GIVEN REQUEST: Turn everything from the start of the records down to the line containing "left-toolbar: ✦ 🔍", that line included, into a numbered list, omitting any blank lines.

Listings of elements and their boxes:
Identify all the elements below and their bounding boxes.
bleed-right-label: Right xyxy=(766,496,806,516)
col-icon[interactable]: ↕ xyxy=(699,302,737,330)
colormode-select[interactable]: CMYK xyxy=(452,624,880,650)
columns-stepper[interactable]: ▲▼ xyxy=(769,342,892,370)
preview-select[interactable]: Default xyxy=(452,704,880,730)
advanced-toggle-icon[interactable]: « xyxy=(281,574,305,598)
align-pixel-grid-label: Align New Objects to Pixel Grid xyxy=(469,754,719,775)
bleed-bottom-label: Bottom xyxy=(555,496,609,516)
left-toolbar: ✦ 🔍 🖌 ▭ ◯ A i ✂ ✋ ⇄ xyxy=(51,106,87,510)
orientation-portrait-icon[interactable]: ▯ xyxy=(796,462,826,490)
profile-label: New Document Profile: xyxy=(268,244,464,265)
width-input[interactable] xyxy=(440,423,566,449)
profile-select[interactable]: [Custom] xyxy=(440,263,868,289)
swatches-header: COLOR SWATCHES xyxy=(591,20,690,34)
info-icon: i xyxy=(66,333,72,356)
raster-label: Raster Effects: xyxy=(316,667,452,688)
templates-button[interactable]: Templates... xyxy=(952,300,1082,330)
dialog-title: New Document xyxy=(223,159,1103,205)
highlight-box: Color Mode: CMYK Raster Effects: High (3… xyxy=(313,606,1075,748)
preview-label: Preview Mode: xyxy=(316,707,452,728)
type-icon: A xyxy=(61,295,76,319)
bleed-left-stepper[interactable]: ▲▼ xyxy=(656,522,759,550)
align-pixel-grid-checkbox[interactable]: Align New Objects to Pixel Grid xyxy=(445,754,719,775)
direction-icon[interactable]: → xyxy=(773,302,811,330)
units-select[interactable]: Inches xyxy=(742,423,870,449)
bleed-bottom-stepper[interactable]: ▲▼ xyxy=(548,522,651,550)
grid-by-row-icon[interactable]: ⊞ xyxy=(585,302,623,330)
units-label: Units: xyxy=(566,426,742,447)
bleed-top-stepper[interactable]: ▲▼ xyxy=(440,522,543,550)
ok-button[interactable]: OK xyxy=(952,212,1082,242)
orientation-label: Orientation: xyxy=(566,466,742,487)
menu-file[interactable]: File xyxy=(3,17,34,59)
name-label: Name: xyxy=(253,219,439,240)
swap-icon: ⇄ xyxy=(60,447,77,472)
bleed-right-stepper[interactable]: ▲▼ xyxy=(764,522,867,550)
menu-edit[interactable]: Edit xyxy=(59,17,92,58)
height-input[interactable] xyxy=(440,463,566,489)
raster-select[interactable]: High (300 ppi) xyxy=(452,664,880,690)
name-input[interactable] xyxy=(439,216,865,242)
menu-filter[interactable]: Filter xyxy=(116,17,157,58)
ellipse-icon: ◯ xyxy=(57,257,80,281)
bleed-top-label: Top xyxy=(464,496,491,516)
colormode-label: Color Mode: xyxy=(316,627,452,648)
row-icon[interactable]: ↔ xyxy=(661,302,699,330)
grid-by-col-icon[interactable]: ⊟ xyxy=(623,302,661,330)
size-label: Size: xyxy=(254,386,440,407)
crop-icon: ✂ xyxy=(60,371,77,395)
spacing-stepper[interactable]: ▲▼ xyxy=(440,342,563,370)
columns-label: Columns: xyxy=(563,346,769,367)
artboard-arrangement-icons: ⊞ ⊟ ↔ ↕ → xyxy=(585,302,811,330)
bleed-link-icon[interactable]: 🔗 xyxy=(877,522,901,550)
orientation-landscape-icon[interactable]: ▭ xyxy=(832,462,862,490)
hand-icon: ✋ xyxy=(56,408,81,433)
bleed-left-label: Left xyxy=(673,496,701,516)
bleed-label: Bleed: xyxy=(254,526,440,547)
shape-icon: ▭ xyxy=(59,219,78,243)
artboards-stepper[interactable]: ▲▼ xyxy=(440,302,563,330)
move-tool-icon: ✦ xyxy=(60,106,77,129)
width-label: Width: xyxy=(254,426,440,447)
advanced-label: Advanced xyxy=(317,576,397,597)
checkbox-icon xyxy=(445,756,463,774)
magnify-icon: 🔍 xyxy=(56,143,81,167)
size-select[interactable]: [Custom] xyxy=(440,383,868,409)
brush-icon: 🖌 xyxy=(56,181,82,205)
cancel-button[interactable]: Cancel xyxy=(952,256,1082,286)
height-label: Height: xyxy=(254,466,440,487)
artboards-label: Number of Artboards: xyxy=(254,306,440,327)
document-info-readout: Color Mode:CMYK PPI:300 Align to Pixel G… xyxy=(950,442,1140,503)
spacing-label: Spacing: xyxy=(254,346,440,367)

CORRECT RESULT:
1. Identify all the elements below and their bounding boxes.
2. bleed-right-label: Right xyxy=(766,496,806,516)
3. col-icon[interactable]: ↕ xyxy=(699,302,737,330)
4. colormode-select[interactable]: CMYK xyxy=(452,624,880,650)
5. columns-stepper[interactable]: ▲▼ xyxy=(769,342,892,370)
6. preview-select[interactable]: Default xyxy=(452,704,880,730)
7. advanced-toggle-icon[interactable]: « xyxy=(281,574,305,598)
8. align-pixel-grid-label: Align New Objects to Pixel Grid xyxy=(469,754,719,775)
9. bleed-bottom-label: Bottom xyxy=(555,496,609,516)
10. left-toolbar: ✦ 🔍 🖌 ▭ ◯ A i ✂ ✋ ⇄ xyxy=(51,106,87,510)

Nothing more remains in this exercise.